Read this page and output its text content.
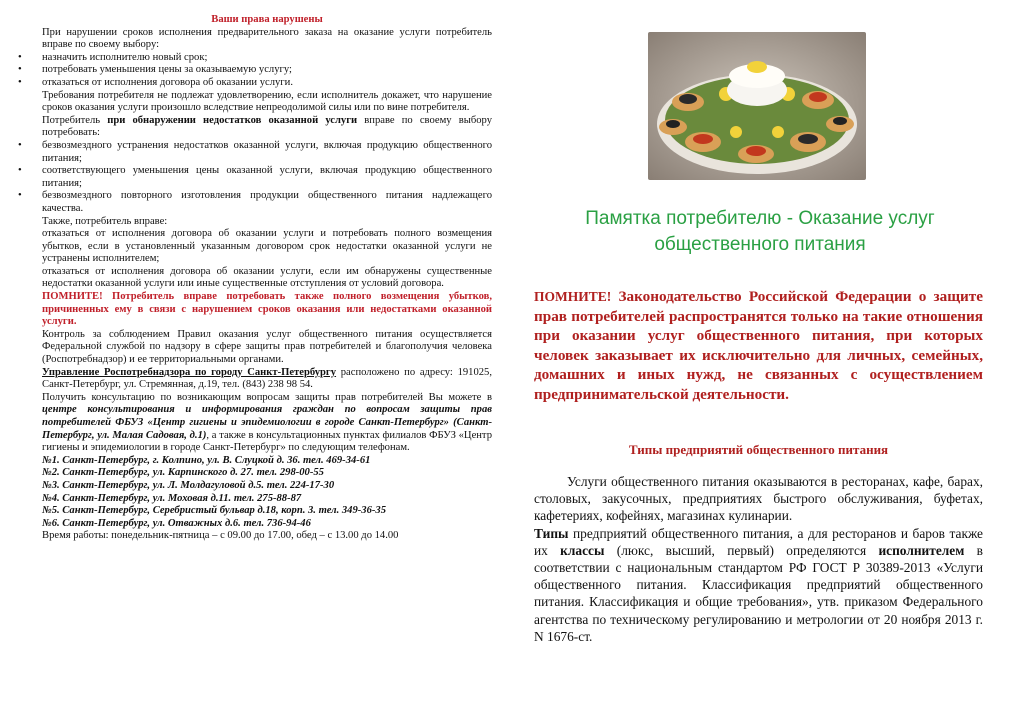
Ваши права нарушены

При нарушении сроков исполнения предварительного заказа на оказание услуги потребитель вправе по своему выбору:

• назначить исполнителю новый срок;

• потребовать уменьшения цены за оказываемую услугу;

• отказаться от исполнения договора об оказании услуги.

Требования потребителя не подлежат удовлетворению, если исполнитель докажет, что нарушение сроков оказания услуги произошло вследствие непреодолимой силы или по вине потребителя.

Потребитель при обнаружении недостатков оказанной услуги вправе по своему выбору потребовать:

• безвозмездного устранения недостатков оказанной услуги, включая продукцию общественного питания;

• соответствующего уменьшения цены оказанной услуги, включая продукцию общественного питания;

• безвозмездного повторного изготовления продукции общественного питания надлежащего качества.

Также, потребитель вправе:

отказаться от исполнения договора об оказании услуги и потребовать полного возмещения убытков, если в установленный указанным договором срок недостатки оказанной услуги не устранены исполнителем;

отказаться от исполнения договора об оказании услуги, если им обнаружены существенные недостатки оказанной услуги или иные существенные отступления от условий договора.

ПОМНИТЕ! Потребитель вправе потребовать также полного возмещения убытков, причиненных ему в связи с нарушением сроков оказания или недостатками оказанной услуги.

Контроль за соблюдением Правил оказания услуг общественного питания осуществляется Федеральной службой по надзору в сфере защиты прав потребителей и благополучия человека (Роспотребнадзор) и ее территориальными органами.

Управление Роспотребнадзора по городу Санкт-Петербургу расположено по адресу: 191025, Санкт-Петербург, ул. Стремянная, д.19, тел. (843) 238 98 54.

Получить консультацию по возникающим вопросам защиты прав потребителей Вы можете в центре консультирования и информирования граждан по вопросам защиты прав потребителей ФБУЗ «Центр гигиены и эпидемиологии в городе Санкт-Петербург» (Санкт-Петербург, ул. Малая Садовая, д.1), а также в консультационных пунктах филиалов ФБУЗ «Центр гигиены и эпидемиологии в городе Санкт-Петербург» по следующим телефонам.

№1. Санкт-Петербург, г. Колпино, ул. В. Слуцкой д. 36. тел. 469-34-61

№2. Санкт-Петербург, ул. Карпинского д. 27. тел. 298-00-55

№3. Санкт-Петербург, ул. Л. Молдагуловой д.5. тел. 224-17-30

№4. Санкт-Петербург, ул. Моховая д.11. тел. 275-88-87

№5. Санкт-Петербург, Серебристый бульвар д.18, корп. 3. тел. 349-36-35

№6. Санкт-Петербург, ул. Отважных д.6. тел. 736-94-46

Время работы: понедельник-пятница – с 09.00 до 17.00, обед – с 13.00 до 14.00

Памятка потребителю - Оказание услуг общественного питания
ПОМНИТЕ! Законодательство Российской Федерации о защите прав потребителей распространятся только на такие отношения при оказании услуг общественного питания, при которых человек заказывает их исключительно для личных, семейных, домашних и иных нужд, не связанных с осуществлением предпринимательской деятельности.
Типы предприятий общественного питания

Услуги общественного питания оказываются в ресторанах, кафе, барах, столовых, закусочных, предприятиях быстрого обслуживания, буфетах, кафетериях, кофейнях, магазинах кулинарии.

Типы предприятий общественного питания, а для ресторанов и баров также их классы (люкс, высший, первый) определяются исполнителем в соответствии с национальным стандартом РФ ГОСТ Р 30389-2013 «Услуги общественного питания. Классификация предприятий общественного питания. Классификация и общие требования», утв. приказом Федерального агентства по техническому регулированию и метрологии от 20 ноября 2013 г. N 1676-ст.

--------------------------------

Do this
Reproduce all of the data exactly; the pictures do not belong in the copy.

Exercise answer
Read this page and output its text content.
Ваши права нарушены

При нарушении сроков исполнения предварительного заказа на оказание услуги потребитель вправе по своему выбору:

• назначить исполнителю новый срок;

• потребовать уменьшения цены за оказываемую услугу;

• отказаться от исполнения договора об оказании услуги.

Требования потребителя не подлежат удовлетворению, если исполнитель докажет, что нарушение сроков оказания услуги произошло вследствие непреодолимой силы или по вине потребителя.

Потребитель при обнаружении недостатков оказанной услуги вправе по своему выбору потребовать:

• безвозмездного устранения недостатков оказанной услуги, включая продукцию общественного питания;

• соответствующего уменьшения цены оказанной услуги, включая продукцию общественного питания;

• безвозмездного повторного изготовления продукции общественного питания надлежащего качества.

Также, потребитель вправе:

отказаться от исполнения договора об оказании услуги и потребовать полного возмещения убытков, если в установленный указанным договором срок недостатки оказанной услуги не устранены исполнителем;

отказаться от исполнения договора об оказании услуги, если им обнаружены существенные недостатки оказанной услуги или иные существенные отступления от условий договора.

ПОМНИТЕ! Потребитель вправе потребовать также полного возмещения убытков, причиненных ему в связи с нарушением сроков оказания или недостатками оказанной услуги.

Контроль за соблюдением Правил оказания услуг общественного питания осуществляется Федеральной службой по надзору в сфере защиты прав потребителей и благополучия человека (Роспотребнадзор) и ее территориальными органами.

Управление Роспотребнадзора по городу Санкт-Петербургу расположено по адресу: 191025, Санкт-Петербург, ул. Стремянная, д.19, тел. (843) 238 98 54.

Получить консультацию по возникающим вопросам защиты прав потребителей Вы можете в центре консультирования и информирования граждан по вопросам защиты прав потребителей ФБУЗ «Центр гигиены и эпидемиологии в городе Санкт-Петербург» (Санкт-Петербург, ул. Малая Садовая, д.1), а также в консультационных пунктах филиалов ФБУЗ «Центр гигиены и эпидемиологии в городе Санкт-Петербург» по следующим телефонам.

№1. Санкт-Петербург, г. Колпино, ул. В. Слуцкой д. 36. тел. 469-34-61

№2. Санкт-Петербург, ул. Карпинского д. 27. тел. 298-00-55

№3. Санкт-Петербург, ул. Л. Молдагуловой д.5. тел. 224-17-30

№4. Санкт-Петербург, ул. Моховая д.11. тел. 275-88-87

№5. Санкт-Петербург, Серебристый бульвар д.18, корп. 3. тел. 349-36-35

№6. Санкт-Петербург, ул. Отважных д.6. тел. 736-94-46

Время работы: понедельник-пятница – с 09.00 до 17.00, обед – с 13.00 до 14.00

Памятка потребителю - Оказание услуг общественного питания
ПОМНИТЕ! Законодательство Российской Федерации о защите прав потребителей распространятся только на такие отношения при оказании услуг общественного питания, при которых человек заказывает их исключительно для личных, семейных, домашних и иных нужд, не связанных с осуществлением предпринимательской деятельности.
Типы предприятий общественного питания

Услуги общественного питания оказываются в ресторанах, кафе, барах, столовых, закусочных, предприятиях быстрого обслуживания, буфетах, кафетериях, кофейнях, магазинах кулинарии.

Типы предприятий общественного питания, а для ресторанов и баров также их классы (люкс, высший, первый) определяются исполнителем в соответствии с национальным стандартом РФ ГОСТ Р 30389-2013 «Услуги общественного питания. Классификация предприятий общественного питания. Классификация и общие требования», утв. приказом Федерального агентства по техническому регулированию и метрологии от 20 ноября 2013 г. N 1676-ст.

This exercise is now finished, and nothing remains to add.